▸ **THE EXERCISE**:
List all lines of the data that include the string "west".

▸ **ROWS**:
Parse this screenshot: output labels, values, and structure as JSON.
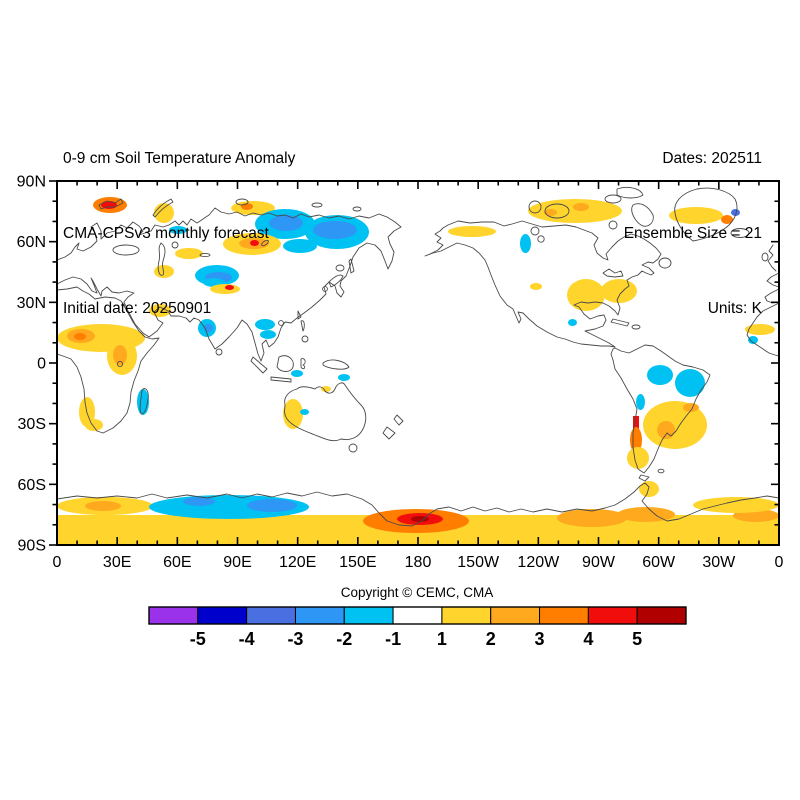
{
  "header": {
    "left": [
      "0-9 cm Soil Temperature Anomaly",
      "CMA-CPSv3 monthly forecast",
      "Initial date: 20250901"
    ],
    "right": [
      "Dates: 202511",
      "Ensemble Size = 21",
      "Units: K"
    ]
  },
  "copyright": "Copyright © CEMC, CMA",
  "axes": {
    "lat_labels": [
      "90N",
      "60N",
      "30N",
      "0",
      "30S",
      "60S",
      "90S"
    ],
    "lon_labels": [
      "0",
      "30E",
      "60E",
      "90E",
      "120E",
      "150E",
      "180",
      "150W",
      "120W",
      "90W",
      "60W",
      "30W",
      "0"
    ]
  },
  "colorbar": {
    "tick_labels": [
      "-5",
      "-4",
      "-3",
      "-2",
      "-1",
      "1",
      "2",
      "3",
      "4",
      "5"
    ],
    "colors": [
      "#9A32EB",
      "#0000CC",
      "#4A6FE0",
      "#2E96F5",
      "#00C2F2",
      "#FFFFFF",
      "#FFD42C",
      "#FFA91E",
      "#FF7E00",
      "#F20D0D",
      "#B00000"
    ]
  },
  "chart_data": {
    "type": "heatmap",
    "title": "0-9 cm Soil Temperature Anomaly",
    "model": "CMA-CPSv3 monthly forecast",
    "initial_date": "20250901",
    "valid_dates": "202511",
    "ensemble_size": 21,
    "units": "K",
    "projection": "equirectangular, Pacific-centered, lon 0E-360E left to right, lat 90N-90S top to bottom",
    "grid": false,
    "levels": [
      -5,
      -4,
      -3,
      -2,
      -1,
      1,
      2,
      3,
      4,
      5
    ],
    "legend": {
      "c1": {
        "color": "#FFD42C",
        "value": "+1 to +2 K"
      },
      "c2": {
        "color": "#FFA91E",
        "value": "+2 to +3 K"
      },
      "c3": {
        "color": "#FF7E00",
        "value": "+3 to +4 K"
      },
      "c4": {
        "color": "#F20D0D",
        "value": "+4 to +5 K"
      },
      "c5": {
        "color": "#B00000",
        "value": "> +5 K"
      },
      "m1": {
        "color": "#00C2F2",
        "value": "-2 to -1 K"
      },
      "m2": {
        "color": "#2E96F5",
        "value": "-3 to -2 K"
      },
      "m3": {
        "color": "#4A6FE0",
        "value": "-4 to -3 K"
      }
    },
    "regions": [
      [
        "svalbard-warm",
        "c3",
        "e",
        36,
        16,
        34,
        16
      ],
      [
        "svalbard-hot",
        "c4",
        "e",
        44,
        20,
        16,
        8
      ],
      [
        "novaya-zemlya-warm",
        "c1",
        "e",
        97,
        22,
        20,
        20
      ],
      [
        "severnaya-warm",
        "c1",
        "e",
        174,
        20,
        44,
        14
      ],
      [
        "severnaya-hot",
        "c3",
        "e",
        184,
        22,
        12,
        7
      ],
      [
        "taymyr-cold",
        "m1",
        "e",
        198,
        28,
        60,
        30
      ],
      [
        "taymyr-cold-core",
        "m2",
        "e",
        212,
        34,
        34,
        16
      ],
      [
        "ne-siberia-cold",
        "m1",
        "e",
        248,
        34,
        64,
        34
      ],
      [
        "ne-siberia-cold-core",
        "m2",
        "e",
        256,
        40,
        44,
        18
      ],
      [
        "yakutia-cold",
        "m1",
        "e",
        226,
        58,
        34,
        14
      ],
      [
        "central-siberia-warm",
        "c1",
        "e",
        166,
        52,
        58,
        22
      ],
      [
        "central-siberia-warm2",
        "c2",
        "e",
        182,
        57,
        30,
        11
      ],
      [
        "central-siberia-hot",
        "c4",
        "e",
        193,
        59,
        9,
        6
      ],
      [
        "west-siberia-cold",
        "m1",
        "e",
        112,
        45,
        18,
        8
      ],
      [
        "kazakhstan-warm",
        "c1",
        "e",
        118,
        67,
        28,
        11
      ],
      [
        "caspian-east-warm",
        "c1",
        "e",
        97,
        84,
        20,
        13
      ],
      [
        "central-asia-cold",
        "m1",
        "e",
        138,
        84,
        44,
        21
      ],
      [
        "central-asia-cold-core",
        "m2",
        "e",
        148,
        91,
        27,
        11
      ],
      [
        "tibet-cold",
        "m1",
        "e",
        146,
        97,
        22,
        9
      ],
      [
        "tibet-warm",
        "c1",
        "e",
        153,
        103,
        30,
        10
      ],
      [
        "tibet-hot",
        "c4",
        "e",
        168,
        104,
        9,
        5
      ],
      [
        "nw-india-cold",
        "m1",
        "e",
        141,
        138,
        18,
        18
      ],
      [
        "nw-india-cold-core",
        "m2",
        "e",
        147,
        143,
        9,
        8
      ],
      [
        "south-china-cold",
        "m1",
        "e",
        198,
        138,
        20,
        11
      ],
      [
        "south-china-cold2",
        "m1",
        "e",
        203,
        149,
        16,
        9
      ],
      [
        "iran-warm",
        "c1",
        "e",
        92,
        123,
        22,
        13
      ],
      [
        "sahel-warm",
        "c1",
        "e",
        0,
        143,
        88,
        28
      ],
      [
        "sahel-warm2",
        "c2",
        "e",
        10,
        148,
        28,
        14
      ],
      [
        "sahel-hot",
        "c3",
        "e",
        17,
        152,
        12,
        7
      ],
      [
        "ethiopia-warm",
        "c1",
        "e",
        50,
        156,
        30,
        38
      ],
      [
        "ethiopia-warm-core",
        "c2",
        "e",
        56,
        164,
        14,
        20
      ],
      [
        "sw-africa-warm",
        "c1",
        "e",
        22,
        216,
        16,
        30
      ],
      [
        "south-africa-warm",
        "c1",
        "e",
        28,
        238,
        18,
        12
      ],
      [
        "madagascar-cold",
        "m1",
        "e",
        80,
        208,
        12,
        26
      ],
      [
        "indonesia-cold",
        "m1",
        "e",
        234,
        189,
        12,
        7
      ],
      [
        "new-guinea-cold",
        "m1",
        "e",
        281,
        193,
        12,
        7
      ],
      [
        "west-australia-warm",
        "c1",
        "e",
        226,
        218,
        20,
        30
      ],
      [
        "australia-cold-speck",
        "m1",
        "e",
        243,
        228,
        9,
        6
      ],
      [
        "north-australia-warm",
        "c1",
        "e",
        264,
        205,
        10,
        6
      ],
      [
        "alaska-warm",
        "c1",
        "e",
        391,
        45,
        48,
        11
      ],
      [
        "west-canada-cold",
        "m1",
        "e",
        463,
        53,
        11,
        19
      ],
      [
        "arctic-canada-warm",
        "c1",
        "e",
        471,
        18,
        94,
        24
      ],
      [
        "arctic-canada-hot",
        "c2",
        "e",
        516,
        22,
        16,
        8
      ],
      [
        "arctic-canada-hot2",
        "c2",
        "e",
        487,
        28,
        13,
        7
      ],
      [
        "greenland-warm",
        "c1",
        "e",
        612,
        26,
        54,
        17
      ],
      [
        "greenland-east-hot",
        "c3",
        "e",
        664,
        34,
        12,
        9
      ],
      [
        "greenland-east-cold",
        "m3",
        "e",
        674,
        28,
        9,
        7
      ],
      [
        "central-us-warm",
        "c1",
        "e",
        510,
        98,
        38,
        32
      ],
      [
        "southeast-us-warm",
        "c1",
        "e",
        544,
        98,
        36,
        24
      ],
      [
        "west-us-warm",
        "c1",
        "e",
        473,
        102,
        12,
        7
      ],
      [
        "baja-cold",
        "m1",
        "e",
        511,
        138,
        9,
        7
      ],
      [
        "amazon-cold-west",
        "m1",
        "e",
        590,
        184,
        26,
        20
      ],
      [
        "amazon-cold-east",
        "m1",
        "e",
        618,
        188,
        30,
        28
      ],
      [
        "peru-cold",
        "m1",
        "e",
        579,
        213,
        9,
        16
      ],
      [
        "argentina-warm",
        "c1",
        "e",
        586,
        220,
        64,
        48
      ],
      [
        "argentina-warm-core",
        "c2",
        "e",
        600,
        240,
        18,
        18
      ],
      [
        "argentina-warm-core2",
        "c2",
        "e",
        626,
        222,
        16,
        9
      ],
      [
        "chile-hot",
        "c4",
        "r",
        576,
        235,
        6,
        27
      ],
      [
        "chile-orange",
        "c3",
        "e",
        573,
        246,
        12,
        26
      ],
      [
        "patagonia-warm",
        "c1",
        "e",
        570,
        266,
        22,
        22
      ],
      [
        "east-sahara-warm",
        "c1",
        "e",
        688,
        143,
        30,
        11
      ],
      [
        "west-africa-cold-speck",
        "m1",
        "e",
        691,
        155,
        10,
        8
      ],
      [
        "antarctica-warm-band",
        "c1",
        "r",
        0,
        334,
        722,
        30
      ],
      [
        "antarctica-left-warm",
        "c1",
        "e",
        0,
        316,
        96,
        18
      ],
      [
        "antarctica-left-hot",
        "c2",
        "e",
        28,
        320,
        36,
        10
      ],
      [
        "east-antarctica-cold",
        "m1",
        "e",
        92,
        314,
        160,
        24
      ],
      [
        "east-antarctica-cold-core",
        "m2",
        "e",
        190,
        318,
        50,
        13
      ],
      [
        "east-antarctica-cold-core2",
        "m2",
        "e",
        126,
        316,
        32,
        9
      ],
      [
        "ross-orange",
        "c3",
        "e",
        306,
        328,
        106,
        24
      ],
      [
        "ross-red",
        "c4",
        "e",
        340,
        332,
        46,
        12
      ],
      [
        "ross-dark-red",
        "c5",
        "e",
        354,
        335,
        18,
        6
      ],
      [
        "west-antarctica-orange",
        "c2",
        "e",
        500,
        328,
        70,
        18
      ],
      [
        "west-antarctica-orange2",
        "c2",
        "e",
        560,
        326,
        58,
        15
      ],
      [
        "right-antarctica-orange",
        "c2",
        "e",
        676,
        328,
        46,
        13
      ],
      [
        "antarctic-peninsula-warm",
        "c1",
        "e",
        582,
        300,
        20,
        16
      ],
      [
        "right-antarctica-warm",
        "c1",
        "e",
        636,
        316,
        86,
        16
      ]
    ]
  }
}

▸ **TASK OUTPUT**:
        "west-siberia-cold",
        "west-australia-warm",
        "west-canada-cold",
        "west-us-warm",
        "amazon-cold-west",
        "west-africa-cold-speck",
        "west-antarctica-orange",
        "west-antarctica-orange2",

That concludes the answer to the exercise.